[A block of data]
## START

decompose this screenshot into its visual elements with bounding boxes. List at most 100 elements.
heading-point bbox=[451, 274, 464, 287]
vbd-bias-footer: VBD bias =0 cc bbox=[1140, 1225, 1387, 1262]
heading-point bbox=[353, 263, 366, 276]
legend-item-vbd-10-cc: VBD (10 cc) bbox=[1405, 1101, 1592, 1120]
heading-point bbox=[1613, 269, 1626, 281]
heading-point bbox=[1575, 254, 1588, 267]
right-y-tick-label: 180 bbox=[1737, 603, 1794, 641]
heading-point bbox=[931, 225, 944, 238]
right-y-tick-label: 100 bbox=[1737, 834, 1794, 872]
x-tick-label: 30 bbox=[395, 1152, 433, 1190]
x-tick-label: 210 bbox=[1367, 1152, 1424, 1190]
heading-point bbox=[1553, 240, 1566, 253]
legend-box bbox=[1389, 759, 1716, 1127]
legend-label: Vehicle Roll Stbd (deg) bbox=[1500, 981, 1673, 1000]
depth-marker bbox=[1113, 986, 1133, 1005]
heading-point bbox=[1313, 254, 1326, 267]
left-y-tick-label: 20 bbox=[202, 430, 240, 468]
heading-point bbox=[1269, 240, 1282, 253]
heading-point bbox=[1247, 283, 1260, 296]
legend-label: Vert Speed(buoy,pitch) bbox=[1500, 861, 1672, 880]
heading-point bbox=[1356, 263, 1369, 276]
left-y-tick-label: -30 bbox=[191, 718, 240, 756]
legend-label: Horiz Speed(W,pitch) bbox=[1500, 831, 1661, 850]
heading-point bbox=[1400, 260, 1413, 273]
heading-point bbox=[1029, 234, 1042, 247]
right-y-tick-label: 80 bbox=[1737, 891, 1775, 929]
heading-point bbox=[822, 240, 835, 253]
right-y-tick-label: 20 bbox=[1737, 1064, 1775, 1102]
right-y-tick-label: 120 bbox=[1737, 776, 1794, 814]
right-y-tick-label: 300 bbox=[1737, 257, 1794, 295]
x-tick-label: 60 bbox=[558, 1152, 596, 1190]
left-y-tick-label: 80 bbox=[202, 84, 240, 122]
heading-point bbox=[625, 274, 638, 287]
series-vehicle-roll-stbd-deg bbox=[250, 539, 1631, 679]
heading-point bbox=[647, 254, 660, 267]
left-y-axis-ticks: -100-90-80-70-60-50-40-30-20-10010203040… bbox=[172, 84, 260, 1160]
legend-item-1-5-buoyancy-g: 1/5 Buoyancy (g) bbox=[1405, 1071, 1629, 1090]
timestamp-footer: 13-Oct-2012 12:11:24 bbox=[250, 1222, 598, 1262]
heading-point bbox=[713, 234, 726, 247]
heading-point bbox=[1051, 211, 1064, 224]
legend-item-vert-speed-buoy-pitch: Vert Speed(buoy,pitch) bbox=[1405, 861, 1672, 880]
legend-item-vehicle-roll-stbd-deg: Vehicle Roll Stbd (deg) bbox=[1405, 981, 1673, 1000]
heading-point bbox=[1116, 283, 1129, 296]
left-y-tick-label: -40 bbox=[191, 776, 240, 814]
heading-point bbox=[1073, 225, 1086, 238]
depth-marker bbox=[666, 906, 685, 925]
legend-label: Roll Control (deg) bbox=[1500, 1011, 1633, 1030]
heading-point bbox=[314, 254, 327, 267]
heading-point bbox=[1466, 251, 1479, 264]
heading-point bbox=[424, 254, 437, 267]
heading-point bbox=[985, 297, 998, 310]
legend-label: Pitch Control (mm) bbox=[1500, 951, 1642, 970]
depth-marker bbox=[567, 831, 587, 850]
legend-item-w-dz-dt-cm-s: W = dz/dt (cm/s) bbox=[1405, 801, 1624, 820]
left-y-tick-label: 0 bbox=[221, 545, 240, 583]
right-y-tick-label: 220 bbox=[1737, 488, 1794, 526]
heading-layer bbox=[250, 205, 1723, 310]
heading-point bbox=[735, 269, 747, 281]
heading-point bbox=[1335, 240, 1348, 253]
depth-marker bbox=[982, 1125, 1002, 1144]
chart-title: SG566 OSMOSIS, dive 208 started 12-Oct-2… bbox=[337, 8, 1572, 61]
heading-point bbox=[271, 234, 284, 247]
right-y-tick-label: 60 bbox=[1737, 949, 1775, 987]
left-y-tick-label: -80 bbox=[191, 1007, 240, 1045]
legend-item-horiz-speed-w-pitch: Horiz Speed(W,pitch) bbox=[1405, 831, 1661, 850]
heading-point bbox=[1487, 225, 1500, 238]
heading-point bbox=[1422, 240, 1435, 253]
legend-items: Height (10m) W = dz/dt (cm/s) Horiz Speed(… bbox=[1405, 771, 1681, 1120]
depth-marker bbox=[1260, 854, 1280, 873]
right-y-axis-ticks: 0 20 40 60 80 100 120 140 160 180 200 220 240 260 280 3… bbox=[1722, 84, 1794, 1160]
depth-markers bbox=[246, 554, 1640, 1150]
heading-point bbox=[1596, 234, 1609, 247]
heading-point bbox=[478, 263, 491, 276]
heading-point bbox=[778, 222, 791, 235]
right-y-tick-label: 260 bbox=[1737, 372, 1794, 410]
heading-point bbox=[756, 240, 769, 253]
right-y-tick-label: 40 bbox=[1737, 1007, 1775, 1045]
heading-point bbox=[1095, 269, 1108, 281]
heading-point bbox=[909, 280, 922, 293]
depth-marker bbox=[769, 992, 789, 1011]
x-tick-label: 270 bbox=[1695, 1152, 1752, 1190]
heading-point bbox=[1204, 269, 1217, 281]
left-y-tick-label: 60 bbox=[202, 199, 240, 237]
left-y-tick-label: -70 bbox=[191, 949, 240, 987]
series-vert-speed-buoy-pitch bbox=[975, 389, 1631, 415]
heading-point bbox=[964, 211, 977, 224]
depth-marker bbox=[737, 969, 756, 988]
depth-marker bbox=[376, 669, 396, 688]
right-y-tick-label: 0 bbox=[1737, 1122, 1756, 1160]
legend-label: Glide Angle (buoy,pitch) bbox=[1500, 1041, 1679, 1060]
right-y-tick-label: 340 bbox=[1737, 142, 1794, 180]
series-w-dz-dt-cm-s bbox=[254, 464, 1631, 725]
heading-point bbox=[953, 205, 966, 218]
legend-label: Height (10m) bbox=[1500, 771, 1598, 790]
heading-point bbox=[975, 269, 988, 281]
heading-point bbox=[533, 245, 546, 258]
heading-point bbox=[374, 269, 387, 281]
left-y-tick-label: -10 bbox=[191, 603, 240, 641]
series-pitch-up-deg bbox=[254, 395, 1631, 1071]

## END

Copy the data from its first line through the line containing "legend-label: Horiz Speed(W,pitch)", keeping every line unchanged.

(SOLUTION FOR THIS PROBLEM):
decompose this screenshot into its visual elements with bounding boxes. List at most 100 elements.
heading-point bbox=[451, 274, 464, 287]
vbd-bias-footer: VBD bias =0 cc bbox=[1140, 1225, 1387, 1262]
heading-point bbox=[353, 263, 366, 276]
legend-item-vbd-10-cc: VBD (10 cc) bbox=[1405, 1101, 1592, 1120]
heading-point bbox=[1613, 269, 1626, 281]
heading-point bbox=[1575, 254, 1588, 267]
right-y-tick-label: 180 bbox=[1737, 603, 1794, 641]
heading-point bbox=[931, 225, 944, 238]
right-y-tick-label: 100 bbox=[1737, 834, 1794, 872]
x-tick-label: 30 bbox=[395, 1152, 433, 1190]
x-tick-label: 210 bbox=[1367, 1152, 1424, 1190]
heading-point bbox=[1553, 240, 1566, 253]
legend-box bbox=[1389, 759, 1716, 1127]
legend-label: Vehicle Roll Stbd (deg) bbox=[1500, 981, 1673, 1000]
depth-marker bbox=[1113, 986, 1133, 1005]
heading-point bbox=[1313, 254, 1326, 267]
left-y-tick-label: 20 bbox=[202, 430, 240, 468]
heading-point bbox=[1269, 240, 1282, 253]
heading-point bbox=[1247, 283, 1260, 296]
legend-label: Vert Speed(buoy,pitch) bbox=[1500, 861, 1672, 880]
heading-point bbox=[1356, 263, 1369, 276]
left-y-tick-label: -30 bbox=[191, 718, 240, 756]
legend-label: Horiz Speed(W,pitch) bbox=[1500, 831, 1661, 850]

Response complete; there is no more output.